(MATERIALS PROVIDED)
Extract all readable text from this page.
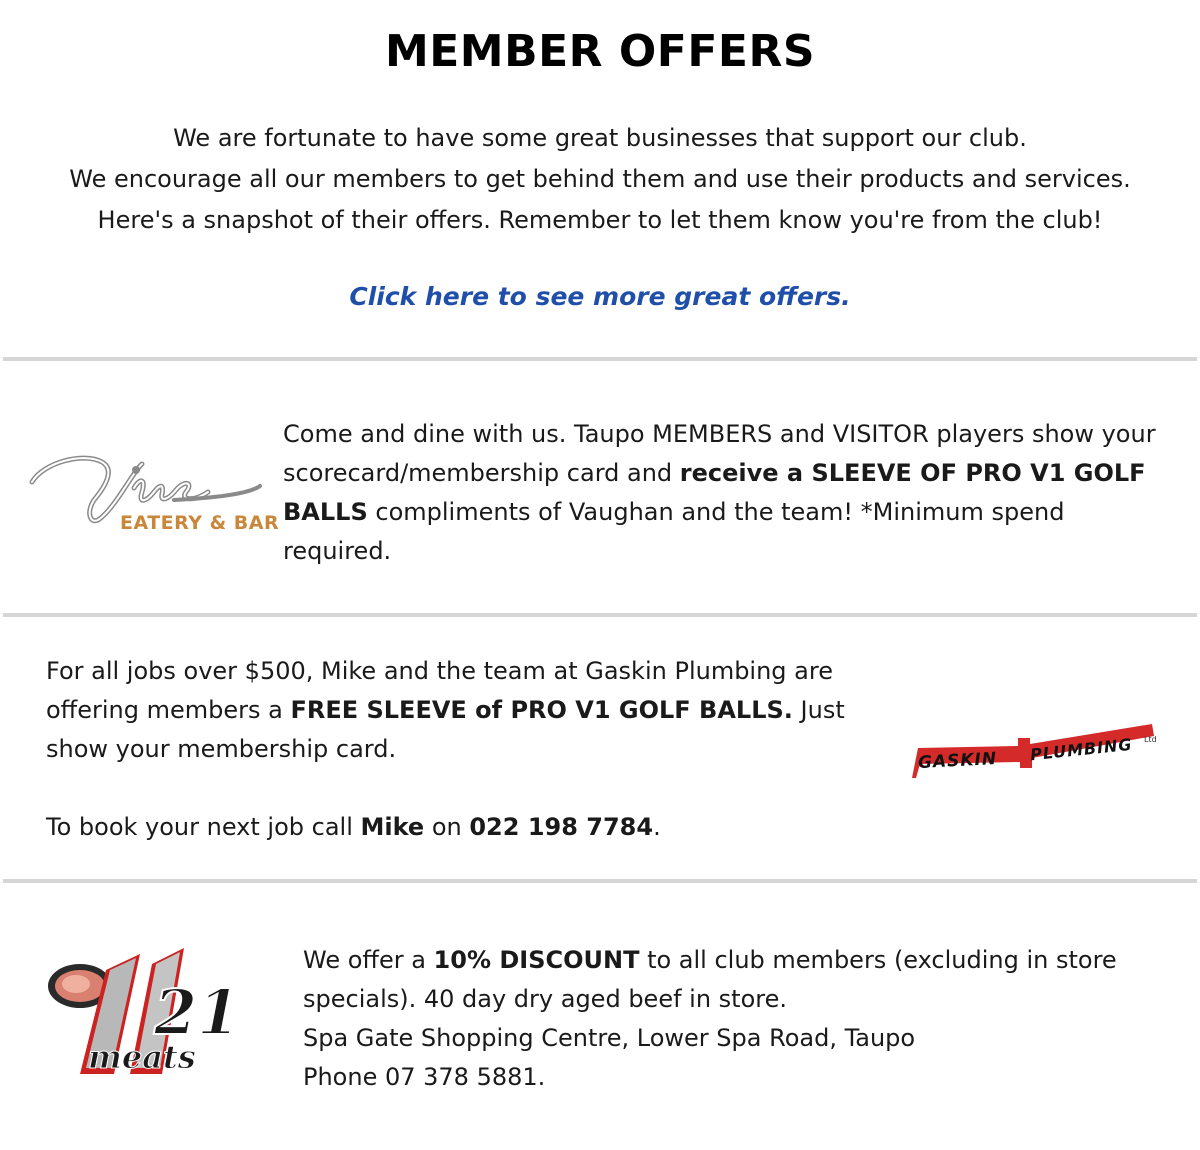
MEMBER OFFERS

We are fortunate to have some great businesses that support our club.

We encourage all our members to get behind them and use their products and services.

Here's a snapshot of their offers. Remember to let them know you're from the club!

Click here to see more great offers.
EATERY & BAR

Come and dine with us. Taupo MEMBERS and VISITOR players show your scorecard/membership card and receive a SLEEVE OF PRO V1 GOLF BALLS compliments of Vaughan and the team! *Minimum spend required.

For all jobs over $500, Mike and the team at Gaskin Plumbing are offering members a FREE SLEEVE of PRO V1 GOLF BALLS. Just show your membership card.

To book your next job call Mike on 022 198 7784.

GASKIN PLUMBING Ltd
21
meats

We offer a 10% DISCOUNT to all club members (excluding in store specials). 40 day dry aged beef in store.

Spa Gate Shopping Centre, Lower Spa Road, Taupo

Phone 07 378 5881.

(STATED TASK)
Keep the pictures out and write out the records exactly.

(OUTPUT FOR THIS EXERCISE)
Extract all readable text from this page.
MEMBER OFFERS

We are fortunate to have some great businesses that support our club.

We encourage all our members to get behind them and use their products and services.

Here's a snapshot of their offers. Remember to let them know you're from the club!

Click here to see more great offers.
EATERY & BAR

Come and dine with us. Taupo MEMBERS and VISITOR players show your scorecard/membership card and receive a SLEEVE OF PRO V1 GOLF BALLS compliments of Vaughan and the team! *Minimum spend required.

For all jobs over $500, Mike and the team at Gaskin Plumbing are offering members a FREE SLEEVE of PRO V1 GOLF BALLS. Just show your membership card.

To book your next job call Mike on 022 198 7784.

GASKIN PLUMBING Ltd
21
meats

We offer a 10% DISCOUNT to all club members (excluding in store specials). 40 day dry aged beef in store.

Spa Gate Shopping Centre, Lower Spa Road, Taupo

Phone 07 378 5881.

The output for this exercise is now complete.